» Written task
Identify each line containing the word "спросил" and copy it.
# # #
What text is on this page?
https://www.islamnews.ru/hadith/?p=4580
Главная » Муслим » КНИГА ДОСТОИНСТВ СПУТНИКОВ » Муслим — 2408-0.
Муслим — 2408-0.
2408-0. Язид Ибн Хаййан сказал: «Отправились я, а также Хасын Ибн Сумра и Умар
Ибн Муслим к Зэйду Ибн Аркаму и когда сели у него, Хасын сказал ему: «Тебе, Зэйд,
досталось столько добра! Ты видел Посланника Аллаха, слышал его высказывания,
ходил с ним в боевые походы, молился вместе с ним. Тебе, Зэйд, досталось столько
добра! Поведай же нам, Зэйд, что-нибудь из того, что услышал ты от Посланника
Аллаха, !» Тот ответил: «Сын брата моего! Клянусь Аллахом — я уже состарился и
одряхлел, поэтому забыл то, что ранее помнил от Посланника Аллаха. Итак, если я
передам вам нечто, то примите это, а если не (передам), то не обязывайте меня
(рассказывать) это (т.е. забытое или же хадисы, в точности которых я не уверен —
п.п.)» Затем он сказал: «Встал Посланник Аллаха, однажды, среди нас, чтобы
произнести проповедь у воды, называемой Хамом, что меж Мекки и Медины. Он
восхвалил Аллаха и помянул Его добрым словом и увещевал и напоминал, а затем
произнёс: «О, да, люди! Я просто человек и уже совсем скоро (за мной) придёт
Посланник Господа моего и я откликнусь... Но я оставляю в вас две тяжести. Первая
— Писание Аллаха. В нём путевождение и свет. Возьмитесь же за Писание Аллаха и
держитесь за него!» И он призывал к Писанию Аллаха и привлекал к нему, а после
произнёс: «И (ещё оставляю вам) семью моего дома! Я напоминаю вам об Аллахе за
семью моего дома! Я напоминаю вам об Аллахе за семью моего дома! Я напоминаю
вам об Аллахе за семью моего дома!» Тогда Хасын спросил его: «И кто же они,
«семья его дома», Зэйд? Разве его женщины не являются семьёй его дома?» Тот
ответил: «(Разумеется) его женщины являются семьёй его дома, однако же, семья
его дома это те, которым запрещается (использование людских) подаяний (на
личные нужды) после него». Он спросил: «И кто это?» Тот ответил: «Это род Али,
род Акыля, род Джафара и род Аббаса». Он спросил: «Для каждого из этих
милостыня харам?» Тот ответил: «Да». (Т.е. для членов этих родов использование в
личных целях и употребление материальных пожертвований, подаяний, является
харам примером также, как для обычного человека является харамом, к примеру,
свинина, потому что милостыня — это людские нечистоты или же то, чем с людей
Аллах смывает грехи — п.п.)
# # #
» Result of this task
вам об Аллахе за семью моего дома!» Тогда Хасын спросил его: «И кто же они,
личные нужды) после него». Он спросил: «И кто это?» Тот ответил: «Это род Али,
род Акыля, род Джафара и род Аббаса». Он спросил: «Для каждого из этих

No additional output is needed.